=== Document passage ===

The three beams reflected from the (recording) surface of the optical recording medium 7 are input to the objective lens 6 and the objective lens 6 causes the three beams to be parallel light, and the parallel light is input to the ¼ wavelength plate 5. The ¼ wavelength plate 5 changes the circularly polarized light to linearly polarized light of P-polarized light, and the linearly polarized light is input to the collimate lens 4. The collimate lens 4 causes the three beams to be convergent light. The P-polarized light is transmitted through the polarization beams splitter 3 and the detection lens 8, and is input to the light receiving element 9. The light receiving element 9 changes the input light to an electric signal.

When the P-polarized light is transmitted through the polarization beam splitter 3, a large amount of the P-polarized light, for example, approximately 95%, is transmitted to the side of the light receiving element 9, and a small amount of the P-polarized light, for example, approximately 5%, is reflected at the polarization beam splitter 3 and travels toward the DVD light source 11.

The returning light reflected by the polarization beam splitter 3 is input to the diffraction element 2 and the diffraction element 2 diffracts the returning light and generates three beams. The returning light input to the polarization filter 1 is diffracted due to the P-polarized light.

With this, the sub beams are diffracted and the main beam is minimized, and the diffracted sub beams and the minimized main beam are output from the polarization filter 1. Since the diffracted beams (light) at the polarization filter 1 are output in a direction separated away from the DVD light source 11, the diffracted beams (light) are not directly input to the DVD light source 11. In this, the polarization filter 1 is disposed so that the returning light is prevented from being input to the DVD light source 11. That is, the polarization filter 1 is disposed at a position where unwanted light is not input to the DVD light source 11.

As a result, the DVD light source 11 can be normally operated. In addition, since the polarization filter 1 is disposed at a predetermined position in the optical pickup device, instability of the optical characteristics of all the optical system of the optical pickup device can be minimized, and an information signal can be written in the optical recording medium 7 and an information signal can be read from the optical recording medium 7.

The polarization filter 1 has the same functions for light from the CD light source 12 as the functions for the DVD light source 11. That is, the polarization filter 1 transmits through the S-polarized light from the CD light source 12 and diffracts P-polarized returning light reflected from the optical recording medium 7.

=== Set of tasks ===
1) Decide whether each statement agrees with the optical pickup passage, answering yes or no and quoting the words of the passage that settle it: (a) The ¼ wavelength plate converts circularly polarized light into linearly polarized P-polarized light. (b) About 5% of the P-polarized light is transmitted to the light receiving element. (c) The polarization filter transmits S-polarized light from the CD light source.
2) Write the next part of the optical pickup passage, starting after its final sentence.

=== Dataset items ===
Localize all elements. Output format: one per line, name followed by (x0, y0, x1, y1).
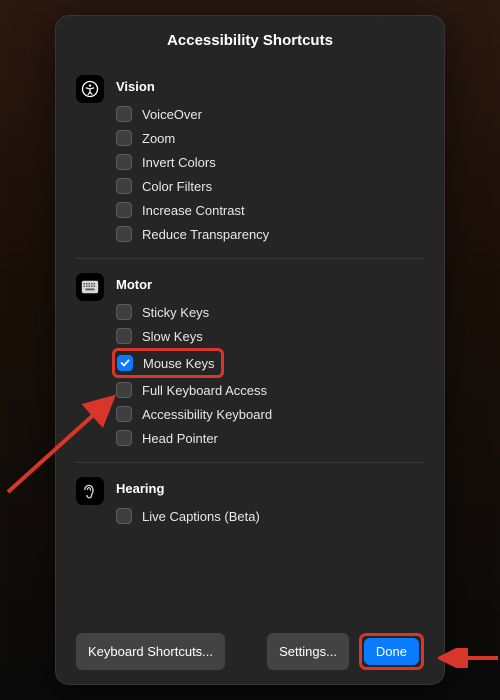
option-label: Slow Keys (142, 329, 203, 344)
done-button[interactable]: Done (364, 638, 419, 665)
sections-container: Vision VoiceOver Zoom Invert Colors Colo… (76, 67, 424, 621)
option-label: Sticky Keys (142, 305, 209, 320)
checkbox-reduce-transparency[interactable] (116, 226, 132, 242)
checkbox-head-pointer[interactable] (116, 430, 132, 446)
checkbox-voiceover[interactable] (116, 106, 132, 122)
section-title-motor: Motor (116, 277, 424, 292)
footer: Keyboard Shortcuts... Settings... Done (76, 621, 424, 670)
option-accessibility-keyboard[interactable]: Accessibility Keyboard (116, 402, 424, 426)
section-vision: Vision VoiceOver Zoom Invert Colors Colo… (76, 67, 424, 258)
option-invert-colors[interactable]: Invert Colors (116, 150, 424, 174)
option-full-keyboard-access[interactable]: Full Keyboard Access (116, 378, 424, 402)
section-title-vision: Vision (116, 79, 424, 94)
checkbox-mouse-keys[interactable] (117, 355, 133, 371)
option-label: Reduce Transparency (142, 227, 269, 242)
option-label: Accessibility Keyboard (142, 407, 272, 422)
option-label: Head Pointer (142, 431, 218, 446)
panel-title: Accessibility Shortcuts (76, 32, 424, 49)
option-live-captions[interactable]: Live Captions (Beta) (116, 504, 424, 528)
highlight-mouse-keys: Mouse Keys (112, 348, 224, 378)
ear-icon (76, 477, 104, 505)
highlight-done: Done (359, 633, 424, 670)
checkbox-full-keyboard-access[interactable] (116, 382, 132, 398)
option-color-filters[interactable]: Color Filters (116, 174, 424, 198)
checkbox-increase-contrast[interactable] (116, 202, 132, 218)
checkbox-sticky-keys[interactable] (116, 304, 132, 320)
checkbox-live-captions[interactable] (116, 508, 132, 524)
keyboard-shortcuts-button[interactable]: Keyboard Shortcuts... (76, 633, 225, 670)
option-voiceover[interactable]: VoiceOver (116, 102, 424, 126)
checkbox-color-filters[interactable] (116, 178, 132, 194)
option-slow-keys[interactable]: Slow Keys (116, 324, 424, 348)
annotation-arrow-done (438, 648, 500, 668)
accessibility-shortcuts-panel: Accessibility Shortcuts Vision VoiceOver (55, 15, 445, 685)
accessibility-icon (76, 75, 104, 103)
checkbox-accessibility-keyboard[interactable] (116, 406, 132, 422)
section-hearing: Hearing Live Captions (Beta) (76, 462, 424, 540)
settings-button[interactable]: Settings... (267, 633, 349, 670)
checkbox-invert-colors[interactable] (116, 154, 132, 170)
option-label: Zoom (142, 131, 175, 146)
option-sticky-keys[interactable]: Sticky Keys (116, 300, 424, 324)
option-label: Mouse Keys (143, 356, 215, 371)
option-label: VoiceOver (142, 107, 202, 122)
option-label: Color Filters (142, 179, 212, 194)
option-label: Increase Contrast (142, 203, 245, 218)
option-label: Live Captions (Beta) (142, 509, 260, 524)
section-motor: Motor Sticky Keys Slow Keys Mouse Keys (76, 258, 424, 462)
option-reduce-transparency[interactable]: Reduce Transparency (116, 222, 424, 246)
checkbox-slow-keys[interactable] (116, 328, 132, 344)
option-zoom[interactable]: Zoom (116, 126, 424, 150)
option-increase-contrast[interactable]: Increase Contrast (116, 198, 424, 222)
option-head-pointer[interactable]: Head Pointer (116, 426, 424, 450)
checkbox-zoom[interactable] (116, 130, 132, 146)
option-mouse-keys[interactable]: Mouse Keys (117, 353, 215, 373)
option-label: Full Keyboard Access (142, 383, 267, 398)
option-label: Invert Colors (142, 155, 216, 170)
section-title-hearing: Hearing (116, 481, 424, 496)
keyboard-icon (76, 273, 104, 301)
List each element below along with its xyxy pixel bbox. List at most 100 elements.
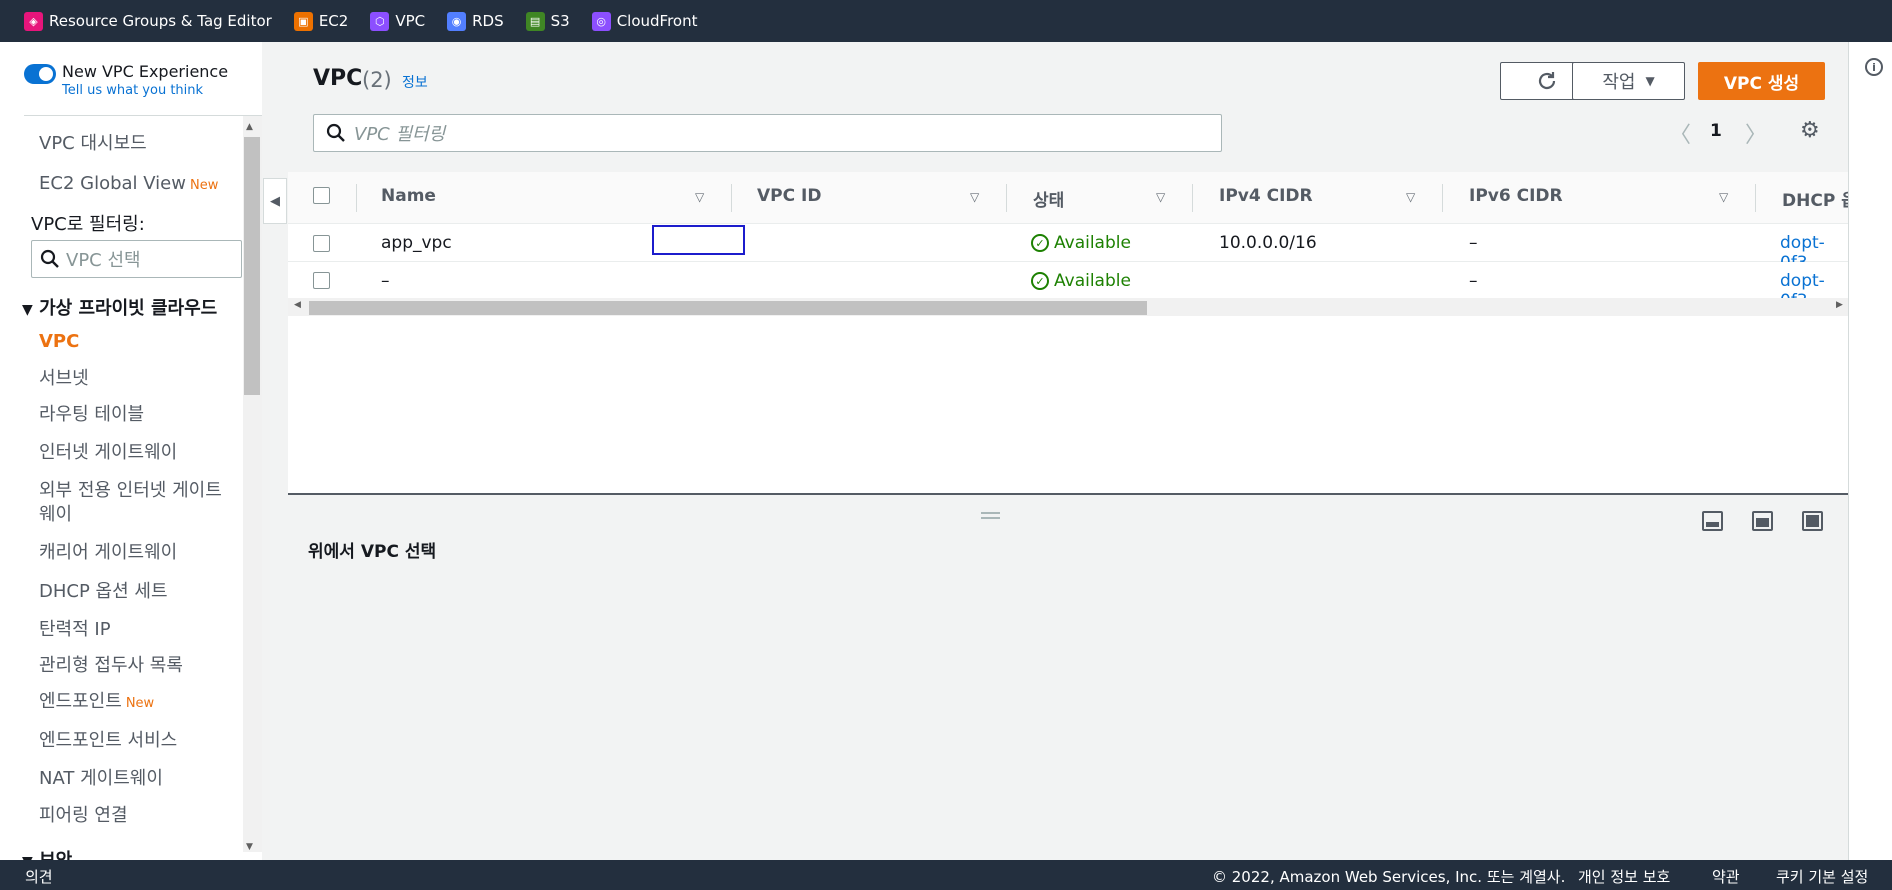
vpc-select-input[interactable]: VPC 선택 — [31, 240, 242, 278]
service-resource-groups[interactable]: ◈ Resource Groups & Tag Editor — [24, 11, 272, 31]
vpc-filter-label: VPC로 필터링: — [31, 214, 145, 235]
scroll-right-arrow-icon[interactable]: ▶ — [1836, 300, 1843, 310]
column-separator — [731, 184, 732, 212]
resource-groups-icon: ◈ — [24, 11, 43, 31]
cell-name[interactable]: – — [381, 271, 390, 291]
service-vpc[interactable]: ⬡ VPC — [370, 11, 426, 31]
new-badge: New — [189, 178, 219, 193]
row-checkbox[interactable] — [313, 235, 330, 252]
column-status[interactable]: 상태 — [1033, 186, 1064, 211]
service-cloudfront[interactable]: ◎ CloudFront — [591, 11, 697, 31]
footer: 의견 © 2022, Amazon Web Services, Inc. 또는 … — [0, 860, 1892, 890]
sidebar-item-managed-prefix-lists[interactable]: 관리형 접두사 목록 — [39, 654, 183, 678]
sort-icon[interactable]: ▽ — [1406, 190, 1415, 204]
table-row[interactable]: app_vpc ✓ Available 10.0.0.0/16 – dopt-0… — [288, 224, 1848, 273]
new-vpc-experience-toggle-row: New VPC Experience Tell us what you thin… — [24, 62, 228, 98]
sidebar-item-peering-connections[interactable]: 피어링 연결 — [39, 804, 128, 828]
column-ipv6-cidr[interactable]: IPv6 CIDR — [1469, 186, 1563, 206]
scroll-up-arrow-icon[interactable]: ▲ — [246, 122, 253, 132]
privacy-link[interactable]: 개인 정보 보호 — [1578, 866, 1670, 887]
sidebar-item-subnets[interactable]: 서브넷 — [39, 367, 89, 391]
table-header: Name ▽ VPC ID ▽ 상태 ▽ IPv4 CIDR ▽ IPv6 CI… — [288, 172, 1848, 224]
caret-down-icon: ▼ — [22, 302, 33, 318]
sidebar-item-egress-only-gateways-cont[interactable]: 웨이 — [39, 503, 72, 527]
cell-name[interactable]: app_vpc — [381, 233, 452, 253]
column-ipv4-cidr[interactable]: IPv4 CIDR — [1219, 186, 1313, 206]
column-vpc-id[interactable]: VPC ID — [757, 186, 821, 206]
info-link[interactable]: 정보 — [402, 72, 428, 92]
gear-icon[interactable]: ⚙ — [1800, 118, 1820, 143]
terms-link[interactable]: 약관 — [1712, 866, 1740, 887]
vpc-search-input[interactable]: VPC 필터링 — [313, 114, 1222, 152]
new-vpc-experience-toggle[interactable] — [24, 64, 56, 84]
search-icon — [40, 249, 59, 268]
check-circle-icon: ✓ — [1031, 234, 1049, 252]
sidebar-item-dhcp-options[interactable]: DHCP 옵션 세트 — [39, 580, 168, 604]
column-dhcp-options[interactable]: DHCP 옵 — [1782, 186, 1848, 211]
next-page-icon[interactable]: 〉 — [1745, 117, 1767, 149]
caret-down-icon: ▼ — [1645, 74, 1655, 88]
row-checkbox[interactable] — [313, 272, 330, 289]
sort-icon[interactable]: ▽ — [1156, 190, 1165, 204]
sidebar-item-endpoints[interactable]: 엔드포인트 New — [39, 690, 154, 716]
select-all-checkbox[interactable] — [313, 187, 330, 204]
vpc-icon: ⬡ — [370, 11, 390, 31]
detail-panel-title: 위에서 VPC 선택 — [308, 542, 437, 562]
actions-button[interactable]: 작업 ▼ — [1572, 62, 1685, 100]
table-row[interactable]: – ✓ Available – dopt-0f3 — [288, 262, 1848, 311]
table-scroll-thumb[interactable] — [309, 301, 1147, 315]
new-badge: New — [125, 696, 155, 711]
sidebar-scroll-thumb[interactable] — [244, 137, 260, 395]
panel-full-icon[interactable] — [1802, 511, 1823, 531]
sidebar: New VPC Experience Tell us what you thin… — [0, 42, 262, 860]
cell-status: ✓ Available — [1031, 233, 1131, 253]
status-label: Available — [1054, 233, 1131, 253]
tools-panel-rail — [1848, 42, 1892, 860]
service-label: RDS — [472, 12, 504, 30]
sidebar-item-ec2-global-view[interactable]: EC2 Global View New — [39, 172, 218, 198]
cookie-preferences-link[interactable]: 쿠키 기본 설정 — [1776, 866, 1868, 887]
panel-bottom-medium-icon[interactable] — [1752, 511, 1773, 531]
section-label: 보안 — [39, 850, 72, 860]
sidebar-item-internet-gateways[interactable]: 인터넷 게이트웨이 — [39, 441, 177, 465]
sidebar-item-route-tables[interactable]: 라우팅 테이블 — [39, 403, 144, 427]
table-horizontal-scrollbar[interactable]: ◀ ▶ — [288, 298, 1848, 316]
sidebar-item-vpc-dashboard[interactable]: VPC 대시보드 — [39, 132, 147, 156]
collapse-sidebar-button[interactable]: ◀ — [263, 178, 287, 224]
sort-icon[interactable]: ▽ — [695, 190, 704, 204]
column-separator — [1755, 184, 1756, 212]
sidebar-item-carrier-gateways[interactable]: 캐리어 게이트웨이 — [39, 541, 177, 565]
service-label: VPC — [395, 12, 426, 30]
sidebar-item-elastic-ips[interactable]: 탄력적 IP — [39, 618, 111, 642]
column-name[interactable]: Name — [381, 186, 436, 206]
create-vpc-button[interactable]: VPC 생성 — [1698, 62, 1825, 100]
section-security[interactable]: ▼ 보안 — [22, 846, 72, 860]
sidebar-item-nat-gateways[interactable]: NAT 게이트웨이 — [39, 767, 163, 791]
vpc-count: (2) — [362, 68, 392, 92]
previous-page-icon[interactable]: 〈 — [1669, 117, 1691, 149]
feedback-button[interactable]: 의견 — [25, 866, 53, 887]
top-service-bar: ◈ Resource Groups & Tag Editor ▣ EC2 ⬡ V… — [0, 0, 1892, 42]
scroll-down-arrow-icon[interactable]: ▼ — [246, 842, 253, 852]
check-circle-icon: ✓ — [1031, 272, 1049, 290]
split-panel-divider — [288, 493, 1848, 495]
status-label: Available — [1054, 271, 1131, 291]
scroll-left-arrow-icon[interactable]: ◀ — [294, 300, 301, 310]
service-rds[interactable]: ◉ RDS — [447, 11, 504, 31]
sort-icon[interactable]: ▽ — [1719, 190, 1728, 204]
service-s3[interactable]: ▤ S3 — [525, 11, 570, 31]
service-ec2[interactable]: ▣ EC2 — [293, 11, 348, 31]
page-number[interactable]: 1 — [1710, 121, 1722, 141]
resize-handle-icon[interactable] — [981, 512, 1000, 519]
section-virtual-private-cloud[interactable]: ▼ 가상 프라이빗 클라우드 — [22, 294, 217, 320]
search-placeholder: VPC 필터링 — [354, 124, 446, 145]
s3-icon: ▤ — [525, 11, 545, 31]
sidebar-item-endpoint-services[interactable]: 엔드포인트 서비스 — [39, 729, 177, 753]
feedback-link[interactable]: Tell us what you think — [62, 83, 228, 98]
sidebar-item-vpc[interactable]: VPC — [39, 330, 79, 354]
panel-bottom-small-icon[interactable] — [1702, 511, 1723, 531]
info-icon[interactable]: i — [1865, 58, 1883, 76]
section-label: 가상 프라이빗 클라우드 — [39, 298, 218, 319]
sidebar-item-egress-only-gateways[interactable]: 외부 전용 인터넷 게이트 — [39, 479, 222, 503]
sort-icon[interactable]: ▽ — [970, 190, 979, 204]
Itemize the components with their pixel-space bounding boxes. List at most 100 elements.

=== Task-by-task results ===
1)
(a) Yes: "The ¼ wavelength plate 5 changes the circularly polarized light to linearly polarized light of P-polarized light"
(b) No: "a large amount of the P-polarized light, for example, approximately 95%, is transmitted to the side of the light receiving element 9"
(c) Yes: "the polarization filter 1 transmits through the S-polarized light from the CD light source 12"

2)
FIG. 2 is a diagram showing a macrostructure of the polarization filter 1. In FIG. 2, (a) shows a front view, and (b) shows a cut-away side view. The polarization filter 1 includes a grating surface which diffracts P-polarized light and transmits through S-polarized light.

FIG. 3 is an enlarged view of the grating surface formed in the polarization filter 1. In the enlarged view in FIG. 3, a part of the polarization filter 1 is shown. That is, in FIG. 3, a periodic structure having a pitch width P which is the wavelength of light to be input or more, and sub wavelength concave-convex structures A and B having corresponding pitch widths q1 and q2 which are less than the wavelength of the light to be input are shown. The input light is diffracted corresponding to the periodic structure and the sub wavelength concave-convex structures A and B. That is, polarization selectivity is obtained. With this, as shown in FIG. 2 (b), the polarization filter 1 diffracts P-polarized light and transmits S-polarized through the polarization filter 1.

Second Embodiment

FIG. 4 is a schematic diagram showing another optical pickup device according to a second embodiment of the present invention.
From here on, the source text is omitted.